-- START --
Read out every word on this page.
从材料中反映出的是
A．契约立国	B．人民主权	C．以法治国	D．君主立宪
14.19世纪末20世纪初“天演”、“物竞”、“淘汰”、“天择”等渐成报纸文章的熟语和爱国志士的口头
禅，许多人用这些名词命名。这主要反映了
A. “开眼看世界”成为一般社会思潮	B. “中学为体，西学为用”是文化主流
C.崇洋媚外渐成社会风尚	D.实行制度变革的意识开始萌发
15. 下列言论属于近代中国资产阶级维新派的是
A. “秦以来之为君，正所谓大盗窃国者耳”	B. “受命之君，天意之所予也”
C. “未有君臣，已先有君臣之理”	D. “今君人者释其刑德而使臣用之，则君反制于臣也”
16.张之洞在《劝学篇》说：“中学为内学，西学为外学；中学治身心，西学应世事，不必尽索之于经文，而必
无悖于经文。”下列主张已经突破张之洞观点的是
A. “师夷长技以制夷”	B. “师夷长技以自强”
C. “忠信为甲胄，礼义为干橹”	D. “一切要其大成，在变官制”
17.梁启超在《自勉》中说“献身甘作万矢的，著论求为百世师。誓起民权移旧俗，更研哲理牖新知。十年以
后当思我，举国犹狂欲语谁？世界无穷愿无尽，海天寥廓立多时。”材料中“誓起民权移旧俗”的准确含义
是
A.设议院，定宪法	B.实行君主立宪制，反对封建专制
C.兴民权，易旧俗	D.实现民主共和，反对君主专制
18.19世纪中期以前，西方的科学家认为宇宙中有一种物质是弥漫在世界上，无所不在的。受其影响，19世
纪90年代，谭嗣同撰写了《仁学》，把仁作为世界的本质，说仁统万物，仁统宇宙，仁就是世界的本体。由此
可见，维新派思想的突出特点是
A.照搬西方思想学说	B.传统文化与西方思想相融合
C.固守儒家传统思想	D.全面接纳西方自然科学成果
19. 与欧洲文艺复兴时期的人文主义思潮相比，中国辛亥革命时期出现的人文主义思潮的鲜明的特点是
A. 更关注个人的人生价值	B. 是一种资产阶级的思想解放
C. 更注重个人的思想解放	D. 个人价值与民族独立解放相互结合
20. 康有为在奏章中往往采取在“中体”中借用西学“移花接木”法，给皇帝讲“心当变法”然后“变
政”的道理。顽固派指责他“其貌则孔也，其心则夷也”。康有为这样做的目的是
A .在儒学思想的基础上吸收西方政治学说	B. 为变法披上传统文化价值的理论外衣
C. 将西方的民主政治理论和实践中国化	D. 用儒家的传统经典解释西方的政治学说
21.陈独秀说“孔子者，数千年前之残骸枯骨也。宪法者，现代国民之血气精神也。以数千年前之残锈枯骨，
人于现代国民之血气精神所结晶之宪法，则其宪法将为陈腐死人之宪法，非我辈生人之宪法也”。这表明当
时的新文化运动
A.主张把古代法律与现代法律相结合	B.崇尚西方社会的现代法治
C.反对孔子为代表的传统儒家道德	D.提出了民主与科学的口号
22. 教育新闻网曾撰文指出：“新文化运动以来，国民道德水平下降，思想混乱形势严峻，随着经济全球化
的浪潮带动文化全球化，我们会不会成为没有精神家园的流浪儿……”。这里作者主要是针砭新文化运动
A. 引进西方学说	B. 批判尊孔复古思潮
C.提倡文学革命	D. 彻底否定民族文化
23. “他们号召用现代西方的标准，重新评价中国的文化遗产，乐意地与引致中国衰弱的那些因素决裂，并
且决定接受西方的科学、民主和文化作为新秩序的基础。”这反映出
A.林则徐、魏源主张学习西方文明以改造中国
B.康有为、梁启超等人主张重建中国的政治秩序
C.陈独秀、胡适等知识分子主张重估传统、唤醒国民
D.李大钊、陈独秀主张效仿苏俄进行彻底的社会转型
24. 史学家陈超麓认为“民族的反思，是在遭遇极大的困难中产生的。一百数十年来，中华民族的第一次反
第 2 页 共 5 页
-- END --
## Written exercise
Show, from the listing above, each line that contains the word "誓起民权移旧俗".

## Task result
17.梁启超在《自勉》中说“献身甘作万矢的，著论求为百世师。誓起民权移旧俗，更研哲理牖新知。十年以
后当思我，举国犹狂欲语谁？世界无穷愿无尽，海天寥廓立多时。”材料中“誓起民权移旧俗”的准确含义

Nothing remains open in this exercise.